_Your task_: Collect all lines from the listing that include the string "temporal".
:: Record excerpts
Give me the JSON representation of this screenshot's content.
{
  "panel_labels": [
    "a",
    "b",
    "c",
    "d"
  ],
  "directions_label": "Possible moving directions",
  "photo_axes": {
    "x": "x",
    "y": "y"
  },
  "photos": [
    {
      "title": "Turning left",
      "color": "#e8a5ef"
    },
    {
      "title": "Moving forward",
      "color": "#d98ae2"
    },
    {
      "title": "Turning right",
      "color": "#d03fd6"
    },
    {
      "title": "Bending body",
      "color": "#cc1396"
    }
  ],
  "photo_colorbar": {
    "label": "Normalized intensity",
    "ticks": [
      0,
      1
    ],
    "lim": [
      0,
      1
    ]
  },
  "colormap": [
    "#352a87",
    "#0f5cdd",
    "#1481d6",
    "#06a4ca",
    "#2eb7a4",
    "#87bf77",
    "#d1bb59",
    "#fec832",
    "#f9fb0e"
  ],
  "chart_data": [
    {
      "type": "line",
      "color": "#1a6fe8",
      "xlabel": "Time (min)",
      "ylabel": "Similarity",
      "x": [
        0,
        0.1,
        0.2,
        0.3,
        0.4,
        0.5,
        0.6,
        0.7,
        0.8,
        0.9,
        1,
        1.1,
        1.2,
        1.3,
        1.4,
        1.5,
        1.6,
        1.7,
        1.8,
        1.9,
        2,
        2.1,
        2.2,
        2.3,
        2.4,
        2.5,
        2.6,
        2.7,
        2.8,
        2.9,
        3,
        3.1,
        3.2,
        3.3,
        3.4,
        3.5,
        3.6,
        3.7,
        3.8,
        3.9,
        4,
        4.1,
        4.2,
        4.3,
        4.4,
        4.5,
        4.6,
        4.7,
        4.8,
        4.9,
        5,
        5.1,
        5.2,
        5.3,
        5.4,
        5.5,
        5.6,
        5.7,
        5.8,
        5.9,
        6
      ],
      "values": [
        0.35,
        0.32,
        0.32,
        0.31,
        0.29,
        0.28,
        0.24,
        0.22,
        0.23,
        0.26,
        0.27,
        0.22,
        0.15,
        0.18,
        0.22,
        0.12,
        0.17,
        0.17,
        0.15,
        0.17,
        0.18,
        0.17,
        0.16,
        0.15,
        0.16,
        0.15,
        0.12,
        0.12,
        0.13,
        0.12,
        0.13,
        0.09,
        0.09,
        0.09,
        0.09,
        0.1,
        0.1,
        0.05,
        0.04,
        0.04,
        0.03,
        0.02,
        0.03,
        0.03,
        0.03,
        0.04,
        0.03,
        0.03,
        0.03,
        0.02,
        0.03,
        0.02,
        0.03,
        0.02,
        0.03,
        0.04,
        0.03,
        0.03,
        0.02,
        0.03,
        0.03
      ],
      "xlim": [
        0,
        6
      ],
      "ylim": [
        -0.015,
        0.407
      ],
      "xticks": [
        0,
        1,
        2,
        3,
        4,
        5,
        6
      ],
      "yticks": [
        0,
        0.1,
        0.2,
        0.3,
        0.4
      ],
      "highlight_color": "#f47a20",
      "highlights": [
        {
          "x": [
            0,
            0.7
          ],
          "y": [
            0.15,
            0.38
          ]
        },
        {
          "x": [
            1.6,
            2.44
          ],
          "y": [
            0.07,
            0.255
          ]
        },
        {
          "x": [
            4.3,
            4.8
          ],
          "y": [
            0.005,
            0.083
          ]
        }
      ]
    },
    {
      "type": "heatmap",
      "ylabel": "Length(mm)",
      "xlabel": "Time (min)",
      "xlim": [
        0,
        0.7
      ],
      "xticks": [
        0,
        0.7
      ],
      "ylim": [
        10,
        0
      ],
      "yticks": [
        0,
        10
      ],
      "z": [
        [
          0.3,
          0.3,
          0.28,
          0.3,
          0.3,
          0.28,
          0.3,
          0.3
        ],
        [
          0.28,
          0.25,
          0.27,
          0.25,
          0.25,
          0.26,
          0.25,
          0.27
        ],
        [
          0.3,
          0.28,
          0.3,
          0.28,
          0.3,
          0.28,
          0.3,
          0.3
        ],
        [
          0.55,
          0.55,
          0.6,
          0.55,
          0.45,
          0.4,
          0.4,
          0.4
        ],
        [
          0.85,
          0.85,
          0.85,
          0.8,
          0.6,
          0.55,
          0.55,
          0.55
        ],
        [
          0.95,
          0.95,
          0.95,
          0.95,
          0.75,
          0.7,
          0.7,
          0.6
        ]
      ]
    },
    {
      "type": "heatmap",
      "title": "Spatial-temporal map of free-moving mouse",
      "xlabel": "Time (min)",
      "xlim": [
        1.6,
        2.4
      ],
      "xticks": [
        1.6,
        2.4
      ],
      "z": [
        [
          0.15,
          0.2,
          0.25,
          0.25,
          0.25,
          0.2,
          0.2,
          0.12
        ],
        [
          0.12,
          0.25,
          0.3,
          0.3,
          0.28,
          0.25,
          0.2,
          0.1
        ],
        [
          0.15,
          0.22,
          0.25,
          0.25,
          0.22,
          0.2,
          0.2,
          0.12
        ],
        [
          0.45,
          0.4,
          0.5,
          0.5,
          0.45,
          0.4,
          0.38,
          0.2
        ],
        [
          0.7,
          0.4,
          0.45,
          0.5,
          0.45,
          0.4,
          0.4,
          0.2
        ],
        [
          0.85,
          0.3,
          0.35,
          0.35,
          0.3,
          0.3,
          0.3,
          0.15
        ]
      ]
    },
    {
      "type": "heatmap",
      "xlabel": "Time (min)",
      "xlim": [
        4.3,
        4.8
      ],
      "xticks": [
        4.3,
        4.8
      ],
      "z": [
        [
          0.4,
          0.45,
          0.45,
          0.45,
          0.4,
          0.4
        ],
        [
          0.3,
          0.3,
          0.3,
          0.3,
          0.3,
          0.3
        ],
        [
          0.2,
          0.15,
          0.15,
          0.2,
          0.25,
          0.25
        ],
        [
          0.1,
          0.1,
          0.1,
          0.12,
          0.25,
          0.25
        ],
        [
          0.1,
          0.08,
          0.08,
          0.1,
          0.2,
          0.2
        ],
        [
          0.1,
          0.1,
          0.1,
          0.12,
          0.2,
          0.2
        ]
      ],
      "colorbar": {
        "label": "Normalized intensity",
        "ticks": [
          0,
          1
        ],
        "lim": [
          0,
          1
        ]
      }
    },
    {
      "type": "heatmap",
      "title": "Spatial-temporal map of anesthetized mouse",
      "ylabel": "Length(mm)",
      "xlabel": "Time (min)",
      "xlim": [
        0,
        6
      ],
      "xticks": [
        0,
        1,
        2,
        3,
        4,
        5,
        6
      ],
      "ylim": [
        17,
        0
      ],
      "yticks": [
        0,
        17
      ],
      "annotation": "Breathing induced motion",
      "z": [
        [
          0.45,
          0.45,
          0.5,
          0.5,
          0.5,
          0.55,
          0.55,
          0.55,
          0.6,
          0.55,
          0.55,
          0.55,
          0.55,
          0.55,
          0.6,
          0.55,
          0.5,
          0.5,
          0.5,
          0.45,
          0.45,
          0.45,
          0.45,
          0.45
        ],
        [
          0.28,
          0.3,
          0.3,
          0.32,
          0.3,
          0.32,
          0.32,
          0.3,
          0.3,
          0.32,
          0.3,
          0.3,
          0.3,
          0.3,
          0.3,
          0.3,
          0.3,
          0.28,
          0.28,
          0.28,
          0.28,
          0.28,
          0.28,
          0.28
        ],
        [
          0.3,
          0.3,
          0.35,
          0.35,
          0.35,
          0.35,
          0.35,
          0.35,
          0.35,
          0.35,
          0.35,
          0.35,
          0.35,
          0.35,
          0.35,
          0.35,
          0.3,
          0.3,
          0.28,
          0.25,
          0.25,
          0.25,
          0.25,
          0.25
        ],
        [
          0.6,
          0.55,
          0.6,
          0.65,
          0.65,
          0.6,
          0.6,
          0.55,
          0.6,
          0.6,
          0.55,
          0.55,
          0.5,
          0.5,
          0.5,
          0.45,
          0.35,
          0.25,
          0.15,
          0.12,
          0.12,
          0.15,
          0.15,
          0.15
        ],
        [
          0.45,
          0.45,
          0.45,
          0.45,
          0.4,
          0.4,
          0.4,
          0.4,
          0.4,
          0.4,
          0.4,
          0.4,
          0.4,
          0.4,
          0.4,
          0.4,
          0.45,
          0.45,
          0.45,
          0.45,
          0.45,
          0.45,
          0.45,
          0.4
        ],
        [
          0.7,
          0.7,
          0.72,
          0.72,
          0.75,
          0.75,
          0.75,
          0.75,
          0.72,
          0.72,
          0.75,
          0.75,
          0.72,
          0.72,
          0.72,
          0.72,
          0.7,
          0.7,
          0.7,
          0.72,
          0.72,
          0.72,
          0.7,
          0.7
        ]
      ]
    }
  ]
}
::::
_Result for this task_:
      "title": "Spatial-temporal map of free-moving mouse",
      "title": "Spatial-temporal map of anesthetized mouse",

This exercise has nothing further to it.